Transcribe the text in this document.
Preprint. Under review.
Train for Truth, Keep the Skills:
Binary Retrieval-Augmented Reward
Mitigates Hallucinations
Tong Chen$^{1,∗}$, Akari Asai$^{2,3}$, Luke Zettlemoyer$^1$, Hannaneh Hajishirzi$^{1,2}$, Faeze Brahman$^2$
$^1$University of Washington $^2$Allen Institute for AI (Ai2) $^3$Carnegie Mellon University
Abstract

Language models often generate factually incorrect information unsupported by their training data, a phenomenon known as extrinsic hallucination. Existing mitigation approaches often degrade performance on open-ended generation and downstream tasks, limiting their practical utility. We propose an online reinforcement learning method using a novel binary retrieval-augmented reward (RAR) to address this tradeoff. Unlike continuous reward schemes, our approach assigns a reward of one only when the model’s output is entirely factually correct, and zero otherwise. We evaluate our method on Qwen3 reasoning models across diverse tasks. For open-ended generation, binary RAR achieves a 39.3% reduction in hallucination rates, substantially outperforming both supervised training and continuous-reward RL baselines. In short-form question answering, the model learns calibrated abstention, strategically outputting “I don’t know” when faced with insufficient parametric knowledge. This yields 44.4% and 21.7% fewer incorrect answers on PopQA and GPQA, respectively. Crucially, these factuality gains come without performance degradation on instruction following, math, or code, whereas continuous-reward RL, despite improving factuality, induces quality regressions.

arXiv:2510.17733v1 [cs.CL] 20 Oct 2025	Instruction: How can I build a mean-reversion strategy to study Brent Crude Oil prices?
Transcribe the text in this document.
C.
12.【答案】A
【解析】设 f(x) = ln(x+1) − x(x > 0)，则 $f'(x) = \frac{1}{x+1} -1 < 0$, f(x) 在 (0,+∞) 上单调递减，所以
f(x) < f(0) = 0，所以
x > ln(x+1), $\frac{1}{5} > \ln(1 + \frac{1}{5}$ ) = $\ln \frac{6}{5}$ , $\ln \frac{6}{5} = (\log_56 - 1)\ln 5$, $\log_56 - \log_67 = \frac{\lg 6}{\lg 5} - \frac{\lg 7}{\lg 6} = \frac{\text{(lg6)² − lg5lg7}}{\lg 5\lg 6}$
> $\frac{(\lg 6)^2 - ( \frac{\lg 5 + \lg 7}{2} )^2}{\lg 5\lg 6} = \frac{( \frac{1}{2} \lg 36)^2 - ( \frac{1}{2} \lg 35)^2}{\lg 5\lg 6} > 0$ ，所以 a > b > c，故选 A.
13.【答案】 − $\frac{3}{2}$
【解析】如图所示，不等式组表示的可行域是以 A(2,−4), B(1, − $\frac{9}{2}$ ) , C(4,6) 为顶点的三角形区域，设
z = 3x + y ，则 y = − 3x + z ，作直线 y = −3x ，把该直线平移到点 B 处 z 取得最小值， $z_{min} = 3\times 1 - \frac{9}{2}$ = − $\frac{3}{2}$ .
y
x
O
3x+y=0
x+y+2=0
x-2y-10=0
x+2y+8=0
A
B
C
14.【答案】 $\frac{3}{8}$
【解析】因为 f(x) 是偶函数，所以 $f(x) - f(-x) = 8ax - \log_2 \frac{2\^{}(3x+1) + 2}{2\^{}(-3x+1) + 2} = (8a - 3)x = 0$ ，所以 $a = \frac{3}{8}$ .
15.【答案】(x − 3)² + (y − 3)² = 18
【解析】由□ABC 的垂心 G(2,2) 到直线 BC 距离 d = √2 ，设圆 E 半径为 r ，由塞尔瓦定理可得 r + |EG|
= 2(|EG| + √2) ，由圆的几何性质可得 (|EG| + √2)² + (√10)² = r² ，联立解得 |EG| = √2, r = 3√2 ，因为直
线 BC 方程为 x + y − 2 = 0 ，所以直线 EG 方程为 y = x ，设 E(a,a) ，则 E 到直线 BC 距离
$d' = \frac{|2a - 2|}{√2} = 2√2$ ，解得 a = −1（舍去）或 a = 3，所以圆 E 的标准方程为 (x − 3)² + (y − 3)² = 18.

**Goal:** Repeat every entry exactly, please.

**Solution to this exercise:**
Transcribe the text in this document.
Preprint. Under review.
Train for Truth, Keep the Skills:
Binary Retrieval-Augmented Reward
Mitigates Hallucinations
Tong Chen$^{1,∗}$, Akari Asai$^{2,3}$, Luke Zettlemoyer$^1$, Hannaneh Hajishirzi$^{1,2}$, Faeze Brahman$^2$
$^1$University of Washington $^2$Allen Institute for AI (Ai2) $^3$Carnegie Mellon University
Abstract

Language models often generate factually incorrect information unsupported by their training data, a phenomenon known as extrinsic hallucination. Existing mitigation approaches often degrade performance on open-ended generation and downstream tasks, limiting their practical utility. We propose an online reinforcement learning method using a novel binary retrieval-augmented reward (RAR) to address this tradeoff. Unlike continuous reward schemes, our approach assigns a reward of one only when the model’s output is entirely factually correct, and zero otherwise. We evaluate our method on Qwen3 reasoning models across diverse tasks. For open-ended generation, binary RAR achieves a 39.3% reduction in hallucination rates, substantially outperforming both supervised training and continuous-reward RL baselines. In short-form question answering, the model learns calibrated abstention, strategically outputting “I don’t know” when faced with insufficient parametric knowledge. This yields 44.4% and 21.7% fewer incorrect answers on PopQA and GPQA, respectively. Crucially, these factuality gains come without performance degradation on instruction following, math, or code, whereas continuous-reward RL, despite improving factuality, induces quality regressions.

arXiv:2510.17733v1 [cs.CL] 20 Oct 2025	Instruction: How can I build a mean-reversion strategy to study Brent Crude Oil prices?
Transcribe the text in this document.
C.
12.【答案】A
【解析】设 f(x) = ln(x+1) − x(x > 0)，则 $f'(x) = \frac{1}{x+1} -1 < 0$, f(x) 在 (0,+∞) 上单调递减，所以
f(x) < f(0) = 0，所以
x > ln(x+1), $\frac{1}{5} > \ln(1 + \frac{1}{5}$ ) = $\ln \frac{6}{5}$ , $\ln \frac{6}{5} = (\log_56 - 1)\ln 5$, $\log_56 - \log_67 = \frac{\lg 6}{\lg 5} - \frac{\lg 7}{\lg 6} = \frac{\text{(lg6)² − lg5lg7}}{\lg 5\lg 6}$
> $\frac{(\lg 6)^2 - ( \frac{\lg 5 + \lg 7}{2} )^2}{\lg 5\lg 6} = \frac{( \frac{1}{2} \lg 36)^2 - ( \frac{1}{2} \lg 35)^2}{\lg 5\lg 6} > 0$ ，所以 a > b > c，故选 A.
13.【答案】 − $\frac{3}{2}$
【解析】如图所示，不等式组表示的可行域是以 A(2,−4), B(1, − $\frac{9}{2}$ ) , C(4,6) 为顶点的三角形区域，设
z = 3x + y ，则 y = − 3x + z ，作直线 y = −3x ，把该直线平移到点 B 处 z 取得最小值， $z_{min} = 3\times 1 - \frac{9}{2}$ = − $\frac{3}{2}$ .
y
x
O
3x+y=0
x+y+2=0
x-2y-10=0
x+2y+8=0
A
B
C
14.【答案】 $\frac{3}{8}$
【解析】因为 f(x) 是偶函数，所以 $f(x) - f(-x) = 8ax - \log_2 \frac{2\^{}(3x+1) + 2}{2\^{}(-3x+1) + 2} = (8a - 3)x = 0$ ，所以 $a = \frac{3}{8}$ .
15.【答案】(x − 3)² + (y − 3)² = 18
【解析】由□ABC 的垂心 G(2,2) 到直线 BC 距离 d = √2 ，设圆 E 半径为 r ，由塞尔瓦定理可得 r + |EG|
= 2(|EG| + √2) ，由圆的几何性质可得 (|EG| + √2)² + (√10)² = r² ，联立解得 |EG| = √2, r = 3√2 ，因为直
线 BC 方程为 x + y − 2 = 0 ，所以直线 EG 方程为 y = x ，设 E(a,a) ，则 E 到直线 BC 距离
$d' = \frac{|2a - 2|}{√2} = 2√2$ ，解得 a = −1（舍去）或 a = 3，所以圆 E 的标准方程为 (x − 3)² + (y − 3)² = 18.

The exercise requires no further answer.